» **EXERCISE DESCRIPTION**
Every line below that mentions the word "Fuel" should be copied out.

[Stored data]
------------------------------------------------------------

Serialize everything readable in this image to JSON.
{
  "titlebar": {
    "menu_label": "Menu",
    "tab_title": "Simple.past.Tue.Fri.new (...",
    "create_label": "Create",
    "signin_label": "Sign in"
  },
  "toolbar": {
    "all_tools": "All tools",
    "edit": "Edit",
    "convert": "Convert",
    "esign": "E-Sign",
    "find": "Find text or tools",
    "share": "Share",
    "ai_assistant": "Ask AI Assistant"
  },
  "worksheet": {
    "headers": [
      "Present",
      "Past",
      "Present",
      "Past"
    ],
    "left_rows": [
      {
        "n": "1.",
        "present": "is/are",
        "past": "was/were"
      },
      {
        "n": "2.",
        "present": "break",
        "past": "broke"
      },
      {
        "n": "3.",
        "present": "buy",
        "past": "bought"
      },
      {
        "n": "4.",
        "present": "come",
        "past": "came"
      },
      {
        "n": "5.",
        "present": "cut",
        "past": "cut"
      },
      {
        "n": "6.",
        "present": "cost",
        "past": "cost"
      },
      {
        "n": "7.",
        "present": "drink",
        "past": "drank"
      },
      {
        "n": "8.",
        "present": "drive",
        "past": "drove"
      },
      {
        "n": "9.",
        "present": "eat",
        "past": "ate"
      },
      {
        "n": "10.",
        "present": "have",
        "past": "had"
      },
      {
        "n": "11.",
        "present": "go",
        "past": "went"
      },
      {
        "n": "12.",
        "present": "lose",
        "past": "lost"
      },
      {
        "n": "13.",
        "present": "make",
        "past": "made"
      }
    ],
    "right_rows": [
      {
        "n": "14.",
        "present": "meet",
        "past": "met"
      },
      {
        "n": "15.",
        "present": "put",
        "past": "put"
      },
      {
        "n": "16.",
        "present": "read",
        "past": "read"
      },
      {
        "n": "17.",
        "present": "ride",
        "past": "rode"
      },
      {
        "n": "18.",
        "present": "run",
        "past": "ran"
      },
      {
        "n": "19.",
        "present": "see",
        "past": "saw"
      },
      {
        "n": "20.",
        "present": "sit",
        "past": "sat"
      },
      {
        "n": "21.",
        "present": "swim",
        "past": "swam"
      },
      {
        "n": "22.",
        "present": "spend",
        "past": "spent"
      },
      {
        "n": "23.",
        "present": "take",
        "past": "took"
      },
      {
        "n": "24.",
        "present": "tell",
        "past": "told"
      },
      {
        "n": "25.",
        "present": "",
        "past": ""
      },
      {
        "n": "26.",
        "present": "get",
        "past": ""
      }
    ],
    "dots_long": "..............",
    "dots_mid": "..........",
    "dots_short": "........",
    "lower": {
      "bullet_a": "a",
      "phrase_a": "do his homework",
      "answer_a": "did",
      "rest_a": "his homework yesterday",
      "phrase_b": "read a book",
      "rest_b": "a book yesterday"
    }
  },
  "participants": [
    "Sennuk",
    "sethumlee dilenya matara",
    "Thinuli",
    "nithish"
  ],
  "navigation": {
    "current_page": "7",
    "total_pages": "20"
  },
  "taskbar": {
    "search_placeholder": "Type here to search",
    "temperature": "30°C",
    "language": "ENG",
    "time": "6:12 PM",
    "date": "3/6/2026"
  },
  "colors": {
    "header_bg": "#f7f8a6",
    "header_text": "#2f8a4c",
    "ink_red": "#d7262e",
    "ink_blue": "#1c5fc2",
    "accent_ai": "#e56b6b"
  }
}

------------------------------------------------------------

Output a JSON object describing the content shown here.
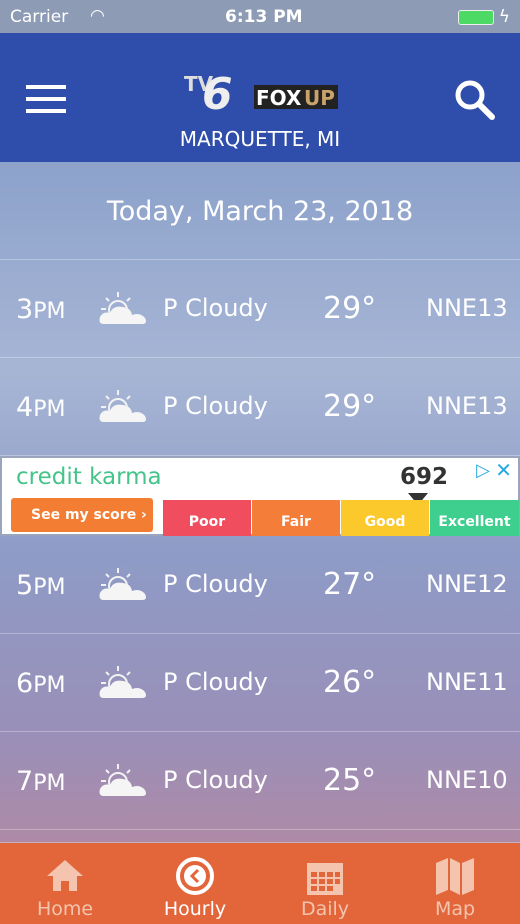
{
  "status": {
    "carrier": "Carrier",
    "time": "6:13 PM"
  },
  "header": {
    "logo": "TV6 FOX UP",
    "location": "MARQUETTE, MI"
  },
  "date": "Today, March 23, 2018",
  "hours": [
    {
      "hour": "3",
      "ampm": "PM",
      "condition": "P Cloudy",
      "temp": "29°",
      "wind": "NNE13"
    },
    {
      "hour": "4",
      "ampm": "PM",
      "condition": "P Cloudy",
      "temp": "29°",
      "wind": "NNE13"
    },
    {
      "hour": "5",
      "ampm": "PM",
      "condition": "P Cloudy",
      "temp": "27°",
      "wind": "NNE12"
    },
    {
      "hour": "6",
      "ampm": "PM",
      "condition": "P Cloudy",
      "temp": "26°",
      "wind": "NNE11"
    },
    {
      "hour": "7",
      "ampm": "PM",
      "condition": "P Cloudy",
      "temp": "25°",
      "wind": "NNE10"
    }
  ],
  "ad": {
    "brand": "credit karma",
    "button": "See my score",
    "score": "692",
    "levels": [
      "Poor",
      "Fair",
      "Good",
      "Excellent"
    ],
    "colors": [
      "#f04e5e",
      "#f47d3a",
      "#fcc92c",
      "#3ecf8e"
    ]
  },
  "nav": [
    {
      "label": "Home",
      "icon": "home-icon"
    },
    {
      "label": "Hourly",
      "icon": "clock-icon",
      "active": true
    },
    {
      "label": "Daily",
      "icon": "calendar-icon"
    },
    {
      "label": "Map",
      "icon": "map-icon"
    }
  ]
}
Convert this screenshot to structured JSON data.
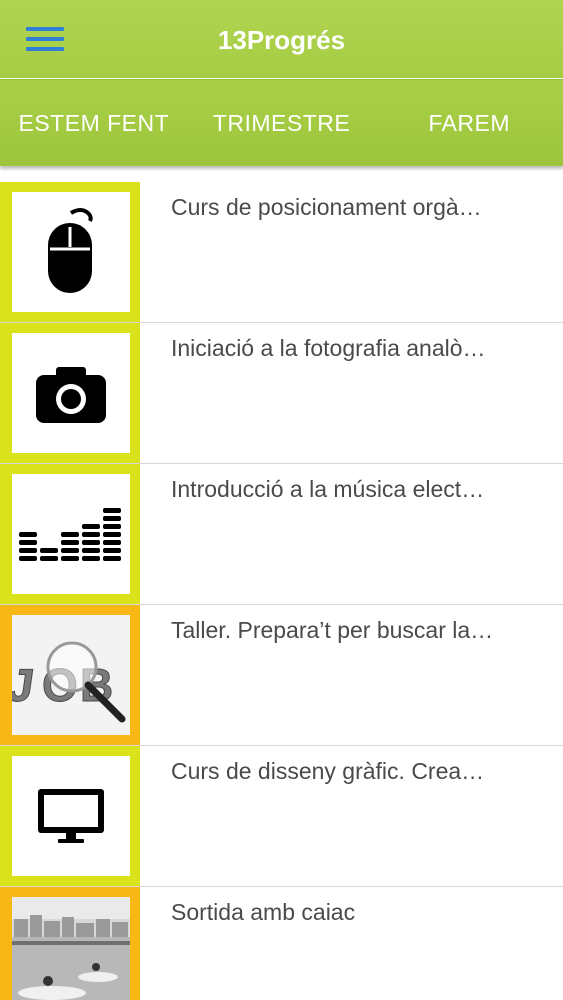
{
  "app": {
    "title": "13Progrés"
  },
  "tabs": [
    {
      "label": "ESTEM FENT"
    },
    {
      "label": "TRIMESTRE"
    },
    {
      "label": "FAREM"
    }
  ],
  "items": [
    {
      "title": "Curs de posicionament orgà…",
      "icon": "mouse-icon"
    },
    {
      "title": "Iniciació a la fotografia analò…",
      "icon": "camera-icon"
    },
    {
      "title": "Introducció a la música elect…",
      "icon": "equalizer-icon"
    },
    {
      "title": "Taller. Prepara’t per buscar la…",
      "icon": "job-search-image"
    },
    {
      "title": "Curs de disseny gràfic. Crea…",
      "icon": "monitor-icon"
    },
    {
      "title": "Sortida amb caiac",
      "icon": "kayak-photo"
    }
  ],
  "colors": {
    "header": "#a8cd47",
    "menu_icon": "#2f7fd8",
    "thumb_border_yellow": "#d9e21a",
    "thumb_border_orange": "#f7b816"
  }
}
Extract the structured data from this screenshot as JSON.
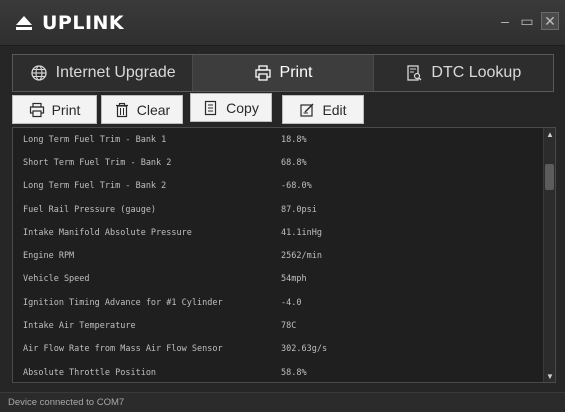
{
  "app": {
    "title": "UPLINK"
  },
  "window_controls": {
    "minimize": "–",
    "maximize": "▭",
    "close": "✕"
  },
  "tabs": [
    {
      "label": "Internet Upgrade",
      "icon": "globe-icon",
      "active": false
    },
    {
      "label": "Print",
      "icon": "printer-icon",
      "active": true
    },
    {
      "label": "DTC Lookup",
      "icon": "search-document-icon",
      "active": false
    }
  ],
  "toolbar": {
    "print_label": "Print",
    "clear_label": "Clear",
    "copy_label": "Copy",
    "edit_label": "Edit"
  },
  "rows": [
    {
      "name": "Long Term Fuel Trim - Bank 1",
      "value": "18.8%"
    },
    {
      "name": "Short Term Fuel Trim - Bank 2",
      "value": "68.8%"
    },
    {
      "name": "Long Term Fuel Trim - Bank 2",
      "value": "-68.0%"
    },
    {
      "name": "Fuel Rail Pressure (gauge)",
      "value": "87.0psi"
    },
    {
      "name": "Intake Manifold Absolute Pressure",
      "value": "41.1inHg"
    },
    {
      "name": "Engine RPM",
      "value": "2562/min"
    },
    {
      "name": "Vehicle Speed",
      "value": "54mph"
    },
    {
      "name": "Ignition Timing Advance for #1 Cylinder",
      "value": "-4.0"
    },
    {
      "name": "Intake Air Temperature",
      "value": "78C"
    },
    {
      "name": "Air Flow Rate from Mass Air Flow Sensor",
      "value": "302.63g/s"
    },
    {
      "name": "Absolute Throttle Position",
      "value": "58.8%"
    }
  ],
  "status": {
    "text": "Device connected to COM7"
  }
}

------------------------------------------------------------

» **REPLY**
      "name": "Long Term Fuel Trim - Bank 1",
      "name": "Short Term Fuel Trim - Bank 2",
      "name": "Long Term Fuel Trim - Bank 2",
      "name": "Fuel Rail Pressure (gauge)",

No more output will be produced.